▸ **EXERCISE**
Copy out every line of the data exactly.

— Start —

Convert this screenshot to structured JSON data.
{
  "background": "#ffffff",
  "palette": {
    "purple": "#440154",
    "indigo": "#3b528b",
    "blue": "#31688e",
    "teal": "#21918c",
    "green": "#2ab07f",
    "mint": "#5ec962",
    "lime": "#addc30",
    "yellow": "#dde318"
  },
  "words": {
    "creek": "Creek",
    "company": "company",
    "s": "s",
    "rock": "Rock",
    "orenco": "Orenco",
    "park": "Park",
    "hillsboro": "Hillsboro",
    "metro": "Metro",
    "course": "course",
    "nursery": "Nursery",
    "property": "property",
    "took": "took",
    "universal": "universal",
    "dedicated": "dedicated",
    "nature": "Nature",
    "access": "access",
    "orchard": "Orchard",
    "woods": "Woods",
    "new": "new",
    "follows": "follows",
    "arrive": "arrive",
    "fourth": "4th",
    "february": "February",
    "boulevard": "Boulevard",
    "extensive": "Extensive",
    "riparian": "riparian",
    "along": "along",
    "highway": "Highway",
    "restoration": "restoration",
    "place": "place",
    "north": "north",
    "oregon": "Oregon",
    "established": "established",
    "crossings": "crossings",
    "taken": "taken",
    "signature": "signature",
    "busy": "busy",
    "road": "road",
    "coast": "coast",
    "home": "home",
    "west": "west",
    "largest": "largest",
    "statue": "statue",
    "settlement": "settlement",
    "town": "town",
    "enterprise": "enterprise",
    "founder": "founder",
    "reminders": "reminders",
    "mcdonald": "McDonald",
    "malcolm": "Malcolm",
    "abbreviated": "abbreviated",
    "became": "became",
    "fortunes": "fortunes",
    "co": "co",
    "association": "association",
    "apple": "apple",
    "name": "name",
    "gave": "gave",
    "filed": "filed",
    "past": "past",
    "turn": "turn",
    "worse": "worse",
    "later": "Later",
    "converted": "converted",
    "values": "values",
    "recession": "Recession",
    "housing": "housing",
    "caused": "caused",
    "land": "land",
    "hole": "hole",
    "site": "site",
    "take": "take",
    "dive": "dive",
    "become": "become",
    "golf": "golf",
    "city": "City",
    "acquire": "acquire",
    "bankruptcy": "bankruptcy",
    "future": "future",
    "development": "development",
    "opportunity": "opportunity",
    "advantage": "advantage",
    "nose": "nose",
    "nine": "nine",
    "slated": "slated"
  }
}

— End —

▸ **EXERCISE RESPONSE**
Convert this screenshot to structured JSON data.
{
  "background": "#ffffff",
  "palette": {
    "purple": "#440154",
    "indigo": "#3b528b",
    "blue": "#31688e",
    "teal": "#21918c",
    "green": "#2ab07f",
    "mint": "#5ec962",
    "lime": "#addc30",
    "yellow": "#dde318"
  },
  "words": {
    "creek": "Creek",
    "company": "company",
    "s": "s",
    "rock": "Rock",
    "orenco": "Orenco",
    "park": "Park",
    "hillsboro": "Hillsboro",
    "metro": "Metro",
    "course": "course",
    "nursery": "Nursery",
    "property": "property",
    "took": "took",
    "universal": "universal",
    "dedicated": "dedicated",
    "nature": "Nature",
    "access": "access",
    "orchard": "Orchard",
    "woods": "Woods",
    "new": "new",
    "follows": "follows",
    "arrive": "arrive",
    "fourth": "4th",
    "february": "February",
    "boulevard": "Boulevard",
    "extensive": "Extensive",
    "riparian": "riparian",
    "along": "along",
    "highway": "Highway",
    "restoration": "restoration",
    "place": "place",
    "north": "north",
    "oregon": "Oregon",
    "established": "established",
    "crossings": "crossings",
    "taken": "taken",
    "signature": "signature",
    "busy": "busy",
    "road": "road",
    "coast": "coast",
    "home": "home",
    "west": "west",
    "largest": "largest",
    "statue": "statue",
    "settlement": "settlement",
    "town": "town",
    "enterprise": "enterprise",
    "founder": "founder",
    "reminders": "reminders",
    "mcdonald": "McDonald",
    "malcolm": "Malcolm",
    "abbreviated": "abbreviated",
    "became": "became",
    "fortunes": "fortunes",
    "co": "co",
    "association": "association",
    "apple": "apple",
    "name": "name",
    "gave": "gave",
    "filed": "filed",
    "past": "past",
    "turn": "turn",
    "worse": "worse",
    "later": "Later",
    "converted": "converted",
    "values": "values",
    "recession": "Recession",
    "housing": "housing",
    "caused": "caused",
    "land": "land",
    "hole": "hole",
    "site": "site",
    "take": "take",
    "dive": "dive",
    "become": "become",
    "golf": "golf",
    "city": "City",
    "acquire": "acquire",
    "bankruptcy": "bankruptcy",
    "future": "future",
    "development": "development",
    "opportunity": "opportunity",
    "advantage": "advantage",
    "nose": "nose",
    "nine": "nine",
    "slated": "slated"
  }
}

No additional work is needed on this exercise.